Would you write out every record that follows exactly, with the pictures left out?

[[ Records for processing, beginning ]]

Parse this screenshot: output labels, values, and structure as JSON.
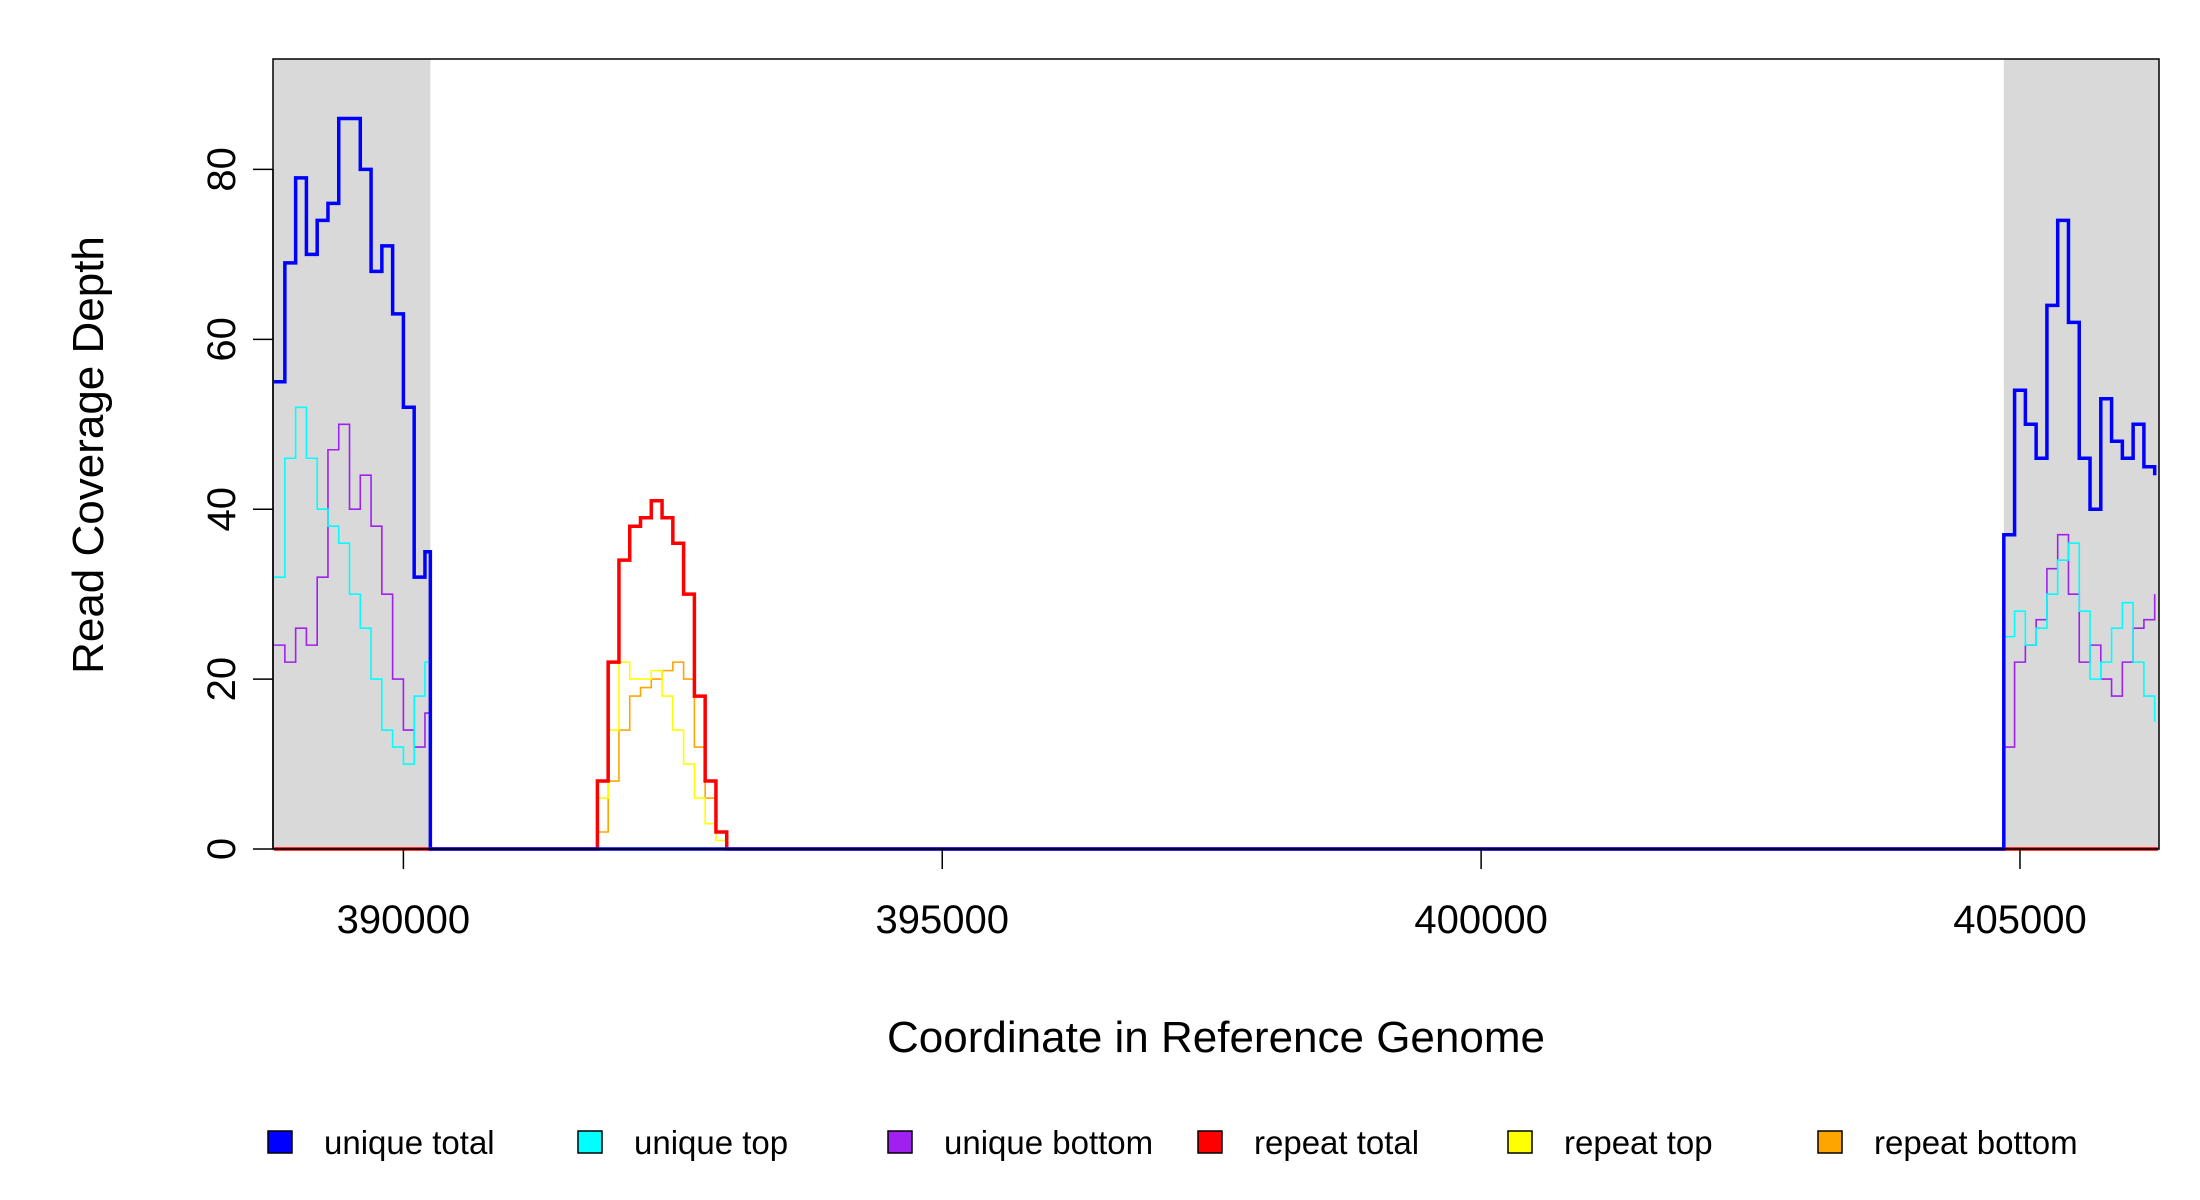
{
  "chart_data": {
    "type": "line",
    "step": true,
    "xlabel": "Coordinate in Reference Genome",
    "ylabel": "Read Coverage Depth",
    "xlim": [
      388790,
      406290
    ],
    "ylim": [
      0,
      93
    ],
    "xticks": [
      390000,
      395000,
      400000,
      405000
    ],
    "yticks": [
      0,
      20,
      40,
      60,
      80
    ],
    "shaded_regions": [
      [
        388790,
        390250
      ],
      [
        404850,
        406290
      ]
    ],
    "shade_color": "#d9d9d9",
    "series": [
      {
        "name": "unique total",
        "color": "#0000ff",
        "x": [
          388800,
          388900,
          389000,
          389100,
          389200,
          389300,
          389400,
          389500,
          389600,
          389700,
          389800,
          389900,
          390000,
          390100,
          390200,
          390250,
          404850,
          404950,
          405050,
          405150,
          405250,
          405350,
          405450,
          405550,
          405650,
          405750,
          405850,
          405950,
          406050,
          406150,
          406250
        ],
        "values": [
          55,
          69,
          79,
          70,
          74,
          76,
          86,
          86,
          80,
          68,
          71,
          63,
          52,
          32,
          35,
          0,
          37,
          54,
          50,
          46,
          64,
          74,
          62,
          46,
          40,
          53,
          48,
          46,
          50,
          45,
          44
        ]
      },
      {
        "name": "unique top",
        "color": "#00ffff",
        "x": [
          388800,
          388900,
          389000,
          389100,
          389200,
          389300,
          389400,
          389500,
          389600,
          389700,
          389800,
          389900,
          390000,
          390100,
          390200,
          390250,
          404850,
          404950,
          405050,
          405150,
          405250,
          405350,
          405450,
          405550,
          405650,
          405750,
          405850,
          405950,
          406050,
          406150,
          406250
        ],
        "values": [
          32,
          46,
          52,
          46,
          40,
          38,
          36,
          30,
          26,
          20,
          14,
          12,
          10,
          18,
          22,
          0,
          25,
          28,
          24,
          26,
          30,
          34,
          36,
          28,
          20,
          22,
          26,
          29,
          22,
          18,
          15
        ]
      },
      {
        "name": "unique bottom",
        "color": "#a020f0",
        "x": [
          388800,
          388900,
          389000,
          389100,
          389200,
          389300,
          389400,
          389500,
          389600,
          389700,
          389800,
          389900,
          390000,
          390100,
          390200,
          390250,
          404850,
          404950,
          405050,
          405150,
          405250,
          405350,
          405450,
          405550,
          405650,
          405750,
          405850,
          405950,
          406050,
          406150,
          406250
        ],
        "values": [
          24,
          22,
          26,
          24,
          32,
          47,
          50,
          40,
          44,
          38,
          30,
          20,
          14,
          12,
          16,
          0,
          12,
          22,
          24,
          27,
          33,
          37,
          30,
          22,
          24,
          20,
          18,
          22,
          26,
          27,
          30
        ]
      },
      {
        "name": "repeat total",
        "color": "#ff0000",
        "x": [
          388800,
          391700,
          391800,
          391900,
          392000,
          392100,
          392200,
          392300,
          392400,
          392500,
          392600,
          392700,
          392800,
          392900,
          393000,
          406280
        ],
        "values": [
          0,
          0,
          8,
          22,
          34,
          38,
          39,
          41,
          39,
          36,
          30,
          18,
          8,
          2,
          0,
          0
        ]
      },
      {
        "name": "repeat top",
        "color": "#ffff00",
        "x": [
          388800,
          391700,
          391800,
          391900,
          392000,
          392100,
          392200,
          392300,
          392400,
          392500,
          392600,
          392700,
          392800,
          392900,
          393000,
          406280
        ],
        "values": [
          0,
          0,
          6,
          14,
          22,
          20,
          20,
          21,
          18,
          14,
          10,
          6,
          3,
          1,
          0,
          0
        ]
      },
      {
        "name": "repeat bottom",
        "color": "#ffa500",
        "x": [
          388800,
          391700,
          391800,
          391900,
          392000,
          392100,
          392200,
          392300,
          392400,
          392500,
          392600,
          392700,
          392800,
          392900,
          393000,
          406280
        ],
        "values": [
          0,
          0,
          2,
          8,
          14,
          18,
          19,
          20,
          21,
          22,
          20,
          12,
          6,
          2,
          0,
          0
        ]
      }
    ]
  }
}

[[ Records for processing, end ]]

**Result of this task**
Parse this screenshot: output labels, values, and structure as JSON.
{
  "chart_data": {
    "type": "line",
    "step": true,
    "xlabel": "Coordinate in Reference Genome",
    "ylabel": "Read Coverage Depth",
    "xlim": [
      388790,
      406290
    ],
    "ylim": [
      0,
      93
    ],
    "xticks": [
      390000,
      395000,
      400000,
      405000
    ],
    "yticks": [
      0,
      20,
      40,
      60,
      80
    ],
    "shaded_regions": [
      [
        388790,
        390250
      ],
      [
        404850,
        406290
      ]
    ],
    "shade_color": "#d9d9d9",
    "series": [
      {
        "name": "unique total",
        "color": "#0000ff",
        "x": [
          388800,
          388900,
          389000,
          389100,
          389200,
          389300,
          389400,
          389500,
          389600,
          389700,
          389800,
          389900,
          390000,
          390100,
          390200,
          390250,
          404850,
          404950,
          405050,
          405150,
          405250,
          405350,
          405450,
          405550,
          405650,
          405750,
          405850,
          405950,
          406050,
          406150,
          406250
        ],
        "values": [
          55,
          69,
          79,
          70,
          74,
          76,
          86,
          86,
          80,
          68,
          71,
          63,
          52,
          32,
          35,
          0,
          37,
          54,
          50,
          46,
          64,
          74,
          62,
          46,
          40,
          53,
          48,
          46,
          50,
          45,
          44
        ]
      },
      {
        "name": "unique top",
        "color": "#00ffff",
        "x": [
          388800,
          388900,
          389000,
          389100,
          389200,
          389300,
          389400,
          389500,
          389600,
          389700,
          389800,
          389900,
          390000,
          390100,
          390200,
          390250,
          404850,
          404950,
          405050,
          405150,
          405250,
          405350,
          405450,
          405550,
          405650,
          405750,
          405850,
          405950,
          406050,
          406150,
          406250
        ],
        "values": [
          32,
          46,
          52,
          46,
          40,
          38,
          36,
          30,
          26,
          20,
          14,
          12,
          10,
          18,
          22,
          0,
          25,
          28,
          24,
          26,
          30,
          34,
          36,
          28,
          20,
          22,
          26,
          29,
          22,
          18,
          15
        ]
      },
      {
        "name": "unique bottom",
        "color": "#a020f0",
        "x": [
          388800,
          388900,
          389000,
          389100,
          389200,
          389300,
          389400,
          389500,
          389600,
          389700,
          389800,
          389900,
          390000,
          390100,
          390200,
          390250,
          404850,
          404950,
          405050,
          405150,
          405250,
          405350,
          405450,
          405550,
          405650,
          405750,
          405850,
          405950,
          406050,
          406150,
          406250
        ],
        "values": [
          24,
          22,
          26,
          24,
          32,
          47,
          50,
          40,
          44,
          38,
          30,
          20,
          14,
          12,
          16,
          0,
          12,
          22,
          24,
          27,
          33,
          37,
          30,
          22,
          24,
          20,
          18,
          22,
          26,
          27,
          30
        ]
      },
      {
        "name": "repeat total",
        "color": "#ff0000",
        "x": [
          388800,
          391700,
          391800,
          391900,
          392000,
          392100,
          392200,
          392300,
          392400,
          392500,
          392600,
          392700,
          392800,
          392900,
          393000,
          406280
        ],
        "values": [
          0,
          0,
          8,
          22,
          34,
          38,
          39,
          41,
          39,
          36,
          30,
          18,
          8,
          2,
          0,
          0
        ]
      },
      {
        "name": "repeat top",
        "color": "#ffff00",
        "x": [
          388800,
          391700,
          391800,
          391900,
          392000,
          392100,
          392200,
          392300,
          392400,
          392500,
          392600,
          392700,
          392800,
          392900,
          393000,
          406280
        ],
        "values": [
          0,
          0,
          6,
          14,
          22,
          20,
          20,
          21,
          18,
          14,
          10,
          6,
          3,
          1,
          0,
          0
        ]
      },
      {
        "name": "repeat bottom",
        "color": "#ffa500",
        "x": [
          388800,
          391700,
          391800,
          391900,
          392000,
          392100,
          392200,
          392300,
          392400,
          392500,
          392600,
          392700,
          392800,
          392900,
          393000,
          406280
        ],
        "values": [
          0,
          0,
          2,
          8,
          14,
          18,
          19,
          20,
          21,
          22,
          20,
          12,
          6,
          2,
          0,
          0
        ]
      }
    ]
  }
}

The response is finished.